[Written task]
Read the lines that follow and pick out every one containing the word "dimensions".

[Figure contents as structured data]
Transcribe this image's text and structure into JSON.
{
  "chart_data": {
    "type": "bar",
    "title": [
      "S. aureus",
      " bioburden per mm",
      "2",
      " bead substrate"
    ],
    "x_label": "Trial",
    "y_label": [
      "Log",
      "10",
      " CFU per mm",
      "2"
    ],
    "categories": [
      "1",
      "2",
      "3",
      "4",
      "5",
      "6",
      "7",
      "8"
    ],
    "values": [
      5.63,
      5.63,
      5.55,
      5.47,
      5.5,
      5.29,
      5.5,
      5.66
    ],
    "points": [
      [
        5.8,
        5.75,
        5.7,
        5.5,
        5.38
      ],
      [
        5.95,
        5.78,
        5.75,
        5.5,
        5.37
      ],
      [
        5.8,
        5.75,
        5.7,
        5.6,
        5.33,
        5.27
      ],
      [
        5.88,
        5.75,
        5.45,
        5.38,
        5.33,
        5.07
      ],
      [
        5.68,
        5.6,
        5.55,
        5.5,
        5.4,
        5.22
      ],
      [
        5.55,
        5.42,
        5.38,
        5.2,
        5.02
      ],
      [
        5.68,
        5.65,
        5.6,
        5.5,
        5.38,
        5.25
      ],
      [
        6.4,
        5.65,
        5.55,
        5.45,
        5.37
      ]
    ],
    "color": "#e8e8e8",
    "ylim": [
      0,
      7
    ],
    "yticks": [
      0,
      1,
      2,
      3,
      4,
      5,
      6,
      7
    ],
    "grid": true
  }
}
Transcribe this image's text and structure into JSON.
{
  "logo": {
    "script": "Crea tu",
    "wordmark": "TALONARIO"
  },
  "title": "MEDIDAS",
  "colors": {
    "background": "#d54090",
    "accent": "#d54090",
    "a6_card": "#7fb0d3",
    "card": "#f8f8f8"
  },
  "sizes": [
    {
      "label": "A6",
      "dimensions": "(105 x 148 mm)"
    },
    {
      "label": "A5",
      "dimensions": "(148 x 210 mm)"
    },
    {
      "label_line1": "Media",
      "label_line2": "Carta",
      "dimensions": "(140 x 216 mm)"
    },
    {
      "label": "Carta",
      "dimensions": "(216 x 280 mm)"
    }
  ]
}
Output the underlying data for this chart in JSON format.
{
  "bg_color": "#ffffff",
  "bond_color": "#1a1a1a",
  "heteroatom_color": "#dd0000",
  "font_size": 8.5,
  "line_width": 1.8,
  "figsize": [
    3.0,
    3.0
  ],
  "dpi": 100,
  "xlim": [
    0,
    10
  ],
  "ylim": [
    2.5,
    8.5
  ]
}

[Written response]
      "dimensions": "(105 x 148 mm)"
      "dimensions": "(148 x 210 mm)"
      "dimensions": "(140 x 216 mm)"
      "dimensions": "(216 x 280 mm)"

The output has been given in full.